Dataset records
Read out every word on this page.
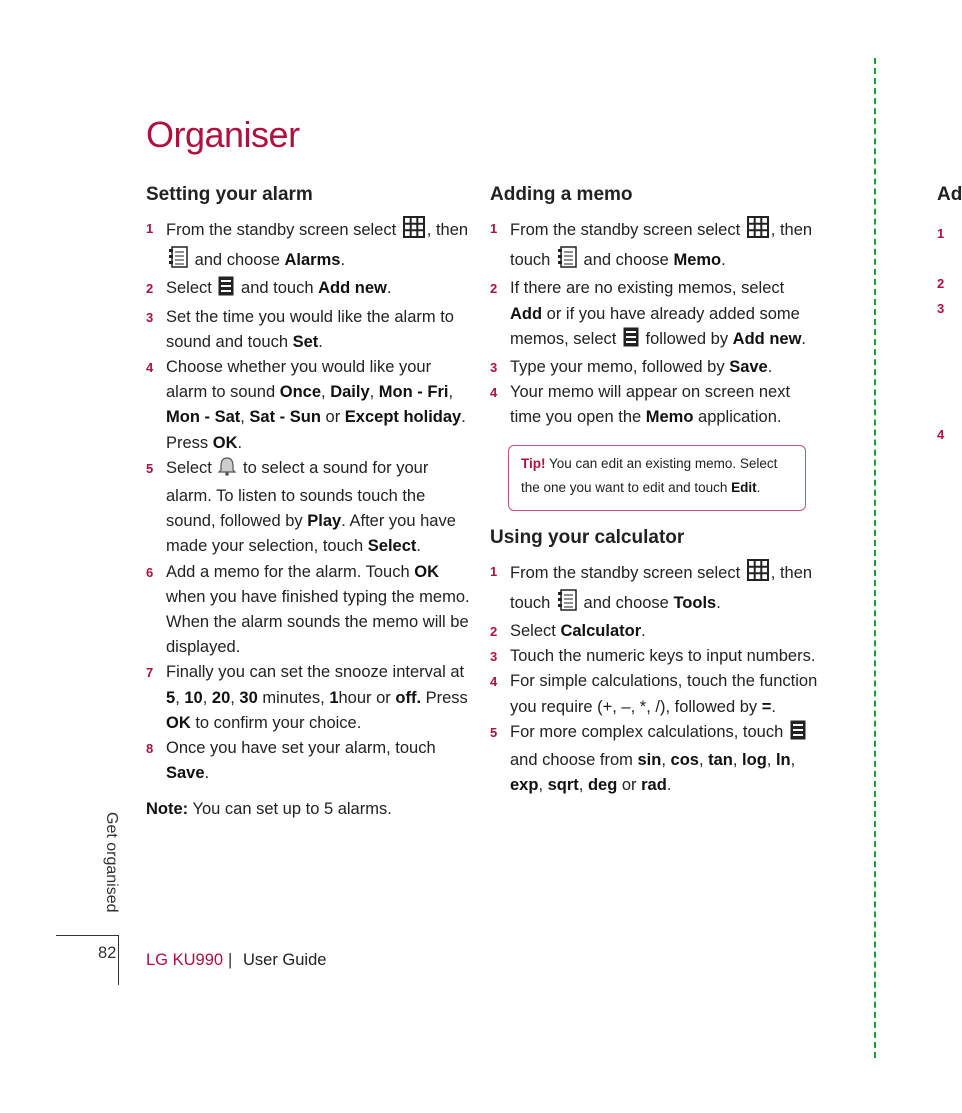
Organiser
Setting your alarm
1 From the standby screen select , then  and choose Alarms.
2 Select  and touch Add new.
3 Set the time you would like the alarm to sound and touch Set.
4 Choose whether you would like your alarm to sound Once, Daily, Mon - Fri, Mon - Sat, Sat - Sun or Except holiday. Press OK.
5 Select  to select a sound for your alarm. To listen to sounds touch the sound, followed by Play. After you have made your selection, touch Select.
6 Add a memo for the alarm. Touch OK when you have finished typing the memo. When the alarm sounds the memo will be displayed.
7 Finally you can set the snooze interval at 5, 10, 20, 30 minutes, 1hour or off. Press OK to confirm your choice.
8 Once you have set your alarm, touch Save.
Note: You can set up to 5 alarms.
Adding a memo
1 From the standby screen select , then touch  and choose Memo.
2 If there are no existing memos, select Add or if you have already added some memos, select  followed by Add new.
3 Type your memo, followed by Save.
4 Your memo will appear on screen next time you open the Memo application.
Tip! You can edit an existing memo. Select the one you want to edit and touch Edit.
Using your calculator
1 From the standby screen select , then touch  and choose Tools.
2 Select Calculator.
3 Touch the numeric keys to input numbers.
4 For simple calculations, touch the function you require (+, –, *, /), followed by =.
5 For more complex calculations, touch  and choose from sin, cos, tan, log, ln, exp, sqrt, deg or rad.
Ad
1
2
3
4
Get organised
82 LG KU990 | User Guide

--

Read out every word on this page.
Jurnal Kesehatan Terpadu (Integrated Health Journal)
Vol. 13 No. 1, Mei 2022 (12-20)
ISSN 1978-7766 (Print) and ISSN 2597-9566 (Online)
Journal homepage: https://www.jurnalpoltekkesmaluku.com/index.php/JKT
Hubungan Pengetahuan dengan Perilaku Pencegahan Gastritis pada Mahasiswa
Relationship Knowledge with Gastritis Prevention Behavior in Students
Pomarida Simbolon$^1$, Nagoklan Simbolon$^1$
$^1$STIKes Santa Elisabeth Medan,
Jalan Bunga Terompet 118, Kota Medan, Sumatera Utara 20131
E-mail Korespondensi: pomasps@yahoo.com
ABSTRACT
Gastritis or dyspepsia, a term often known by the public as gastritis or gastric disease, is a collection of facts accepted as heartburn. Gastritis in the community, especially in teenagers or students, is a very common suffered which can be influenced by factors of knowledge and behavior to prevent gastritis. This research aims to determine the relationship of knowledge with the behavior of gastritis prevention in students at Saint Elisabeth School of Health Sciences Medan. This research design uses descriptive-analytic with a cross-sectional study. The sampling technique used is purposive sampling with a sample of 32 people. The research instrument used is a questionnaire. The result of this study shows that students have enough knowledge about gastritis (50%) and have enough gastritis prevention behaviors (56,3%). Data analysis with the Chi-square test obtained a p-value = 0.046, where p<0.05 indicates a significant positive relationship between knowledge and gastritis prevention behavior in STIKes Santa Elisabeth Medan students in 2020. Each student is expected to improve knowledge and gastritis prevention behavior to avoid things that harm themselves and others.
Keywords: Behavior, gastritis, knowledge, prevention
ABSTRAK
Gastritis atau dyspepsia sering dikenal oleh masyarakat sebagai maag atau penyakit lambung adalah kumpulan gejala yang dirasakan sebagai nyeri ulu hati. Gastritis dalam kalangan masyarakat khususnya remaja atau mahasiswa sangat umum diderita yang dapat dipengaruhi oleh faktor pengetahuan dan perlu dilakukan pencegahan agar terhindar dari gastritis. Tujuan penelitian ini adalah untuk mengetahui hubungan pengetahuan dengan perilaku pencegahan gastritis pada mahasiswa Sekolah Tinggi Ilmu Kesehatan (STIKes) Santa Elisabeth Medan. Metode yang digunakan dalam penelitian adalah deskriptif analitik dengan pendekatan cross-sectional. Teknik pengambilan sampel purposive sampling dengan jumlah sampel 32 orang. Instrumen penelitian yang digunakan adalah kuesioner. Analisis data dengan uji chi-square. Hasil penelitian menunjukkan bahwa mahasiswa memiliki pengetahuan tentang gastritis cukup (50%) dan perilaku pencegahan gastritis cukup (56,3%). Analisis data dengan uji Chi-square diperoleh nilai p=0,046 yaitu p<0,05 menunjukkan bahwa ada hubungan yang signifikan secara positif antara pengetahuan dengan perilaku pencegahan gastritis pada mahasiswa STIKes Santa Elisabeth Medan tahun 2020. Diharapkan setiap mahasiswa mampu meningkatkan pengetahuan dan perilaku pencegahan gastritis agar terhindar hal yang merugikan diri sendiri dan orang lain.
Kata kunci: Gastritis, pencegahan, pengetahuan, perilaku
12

WHAT IS ASKED: Some lines of the data may hold the word "would". Say how many do, with nothing else.

RIGHT ANSWER: 2